TASK TO CARRY OUT - Could you copy every line from the material below in which "estudiante" appears?

[BEGIN RECORDED INFORMATION]

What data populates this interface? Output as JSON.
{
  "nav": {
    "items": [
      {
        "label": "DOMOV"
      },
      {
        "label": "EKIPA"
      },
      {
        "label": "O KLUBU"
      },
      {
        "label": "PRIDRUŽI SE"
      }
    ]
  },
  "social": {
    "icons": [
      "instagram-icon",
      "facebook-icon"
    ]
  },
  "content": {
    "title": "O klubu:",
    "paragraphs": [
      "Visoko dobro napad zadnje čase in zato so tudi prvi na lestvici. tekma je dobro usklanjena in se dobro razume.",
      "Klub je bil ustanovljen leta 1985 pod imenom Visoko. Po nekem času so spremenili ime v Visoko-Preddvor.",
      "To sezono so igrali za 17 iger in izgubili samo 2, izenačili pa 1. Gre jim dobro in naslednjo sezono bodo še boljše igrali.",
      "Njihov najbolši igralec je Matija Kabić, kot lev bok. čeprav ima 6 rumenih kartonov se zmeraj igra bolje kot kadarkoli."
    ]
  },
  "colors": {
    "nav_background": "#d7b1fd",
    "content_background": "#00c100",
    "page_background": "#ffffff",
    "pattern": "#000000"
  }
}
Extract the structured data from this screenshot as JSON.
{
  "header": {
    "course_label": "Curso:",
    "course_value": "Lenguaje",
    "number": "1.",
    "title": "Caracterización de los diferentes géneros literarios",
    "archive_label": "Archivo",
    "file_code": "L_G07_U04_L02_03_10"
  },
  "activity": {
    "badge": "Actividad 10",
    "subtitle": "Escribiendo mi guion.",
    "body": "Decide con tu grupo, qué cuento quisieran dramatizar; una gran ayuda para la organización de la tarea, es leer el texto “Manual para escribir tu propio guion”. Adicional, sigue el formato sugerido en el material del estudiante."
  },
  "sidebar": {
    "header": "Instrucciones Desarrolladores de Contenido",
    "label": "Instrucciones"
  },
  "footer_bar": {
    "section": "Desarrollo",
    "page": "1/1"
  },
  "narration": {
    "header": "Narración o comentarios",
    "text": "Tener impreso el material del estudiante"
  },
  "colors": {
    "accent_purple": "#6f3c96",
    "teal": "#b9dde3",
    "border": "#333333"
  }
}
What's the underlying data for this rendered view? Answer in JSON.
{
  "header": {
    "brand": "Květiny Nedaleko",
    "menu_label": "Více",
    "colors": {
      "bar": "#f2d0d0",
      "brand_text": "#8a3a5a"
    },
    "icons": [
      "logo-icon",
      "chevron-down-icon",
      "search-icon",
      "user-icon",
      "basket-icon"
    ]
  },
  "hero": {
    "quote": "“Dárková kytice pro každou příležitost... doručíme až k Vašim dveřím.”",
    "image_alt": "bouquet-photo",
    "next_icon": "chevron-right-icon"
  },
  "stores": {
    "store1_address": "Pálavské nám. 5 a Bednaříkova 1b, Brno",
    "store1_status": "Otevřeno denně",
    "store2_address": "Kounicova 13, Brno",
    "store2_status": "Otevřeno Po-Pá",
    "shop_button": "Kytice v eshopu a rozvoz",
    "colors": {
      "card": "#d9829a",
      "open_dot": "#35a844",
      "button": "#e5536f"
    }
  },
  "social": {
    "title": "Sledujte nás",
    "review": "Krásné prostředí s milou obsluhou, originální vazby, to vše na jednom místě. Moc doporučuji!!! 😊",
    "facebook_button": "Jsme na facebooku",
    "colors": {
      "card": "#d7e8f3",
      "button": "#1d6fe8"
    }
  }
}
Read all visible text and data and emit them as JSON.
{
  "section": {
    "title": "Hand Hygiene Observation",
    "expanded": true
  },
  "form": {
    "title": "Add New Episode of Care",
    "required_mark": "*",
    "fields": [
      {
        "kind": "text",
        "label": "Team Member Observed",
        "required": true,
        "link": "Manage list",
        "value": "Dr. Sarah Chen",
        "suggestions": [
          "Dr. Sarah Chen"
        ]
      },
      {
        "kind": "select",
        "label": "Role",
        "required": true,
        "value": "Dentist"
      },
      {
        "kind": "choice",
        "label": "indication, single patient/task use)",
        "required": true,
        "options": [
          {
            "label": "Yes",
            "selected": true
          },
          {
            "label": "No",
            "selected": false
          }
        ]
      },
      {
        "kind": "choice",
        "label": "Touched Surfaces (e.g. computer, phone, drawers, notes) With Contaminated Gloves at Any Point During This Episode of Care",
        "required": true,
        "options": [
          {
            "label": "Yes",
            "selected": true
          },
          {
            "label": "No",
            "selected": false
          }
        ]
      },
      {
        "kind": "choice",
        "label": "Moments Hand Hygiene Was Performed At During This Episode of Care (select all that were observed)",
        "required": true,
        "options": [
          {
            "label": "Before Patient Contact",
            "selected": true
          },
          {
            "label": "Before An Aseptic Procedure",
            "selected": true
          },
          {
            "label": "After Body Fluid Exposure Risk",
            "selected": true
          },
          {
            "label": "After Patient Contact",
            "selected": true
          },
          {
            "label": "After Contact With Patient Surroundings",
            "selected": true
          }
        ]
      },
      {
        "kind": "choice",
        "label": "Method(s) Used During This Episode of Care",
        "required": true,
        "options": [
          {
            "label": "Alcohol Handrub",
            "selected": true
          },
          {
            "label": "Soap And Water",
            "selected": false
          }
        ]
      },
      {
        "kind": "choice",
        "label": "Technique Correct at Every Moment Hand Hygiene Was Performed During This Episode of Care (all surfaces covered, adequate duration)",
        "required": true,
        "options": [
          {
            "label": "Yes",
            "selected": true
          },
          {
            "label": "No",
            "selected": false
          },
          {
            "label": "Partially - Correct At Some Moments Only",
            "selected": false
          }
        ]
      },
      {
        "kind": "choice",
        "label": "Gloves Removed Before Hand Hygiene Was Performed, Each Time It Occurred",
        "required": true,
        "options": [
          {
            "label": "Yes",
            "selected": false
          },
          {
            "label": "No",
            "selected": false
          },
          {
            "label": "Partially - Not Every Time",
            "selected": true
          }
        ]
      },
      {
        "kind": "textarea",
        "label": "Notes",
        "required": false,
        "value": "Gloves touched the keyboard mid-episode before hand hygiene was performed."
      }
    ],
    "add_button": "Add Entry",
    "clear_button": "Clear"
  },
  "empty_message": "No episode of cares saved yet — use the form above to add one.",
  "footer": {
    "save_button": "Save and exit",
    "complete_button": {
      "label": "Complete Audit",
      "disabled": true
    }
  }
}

[END RECORDED INFORMATION]

ANSWER TO THE TASK -
    "body": "Decide con tu grupo, qué cuento quisieran dramatizar; una gran ayuda para la organización de la tarea, es leer el texto “Manual para escribir tu propio guion”. Adicional, sigue el formato sugerido en el material del estudiante."
    "text": "Tener impreso el material del estudiante"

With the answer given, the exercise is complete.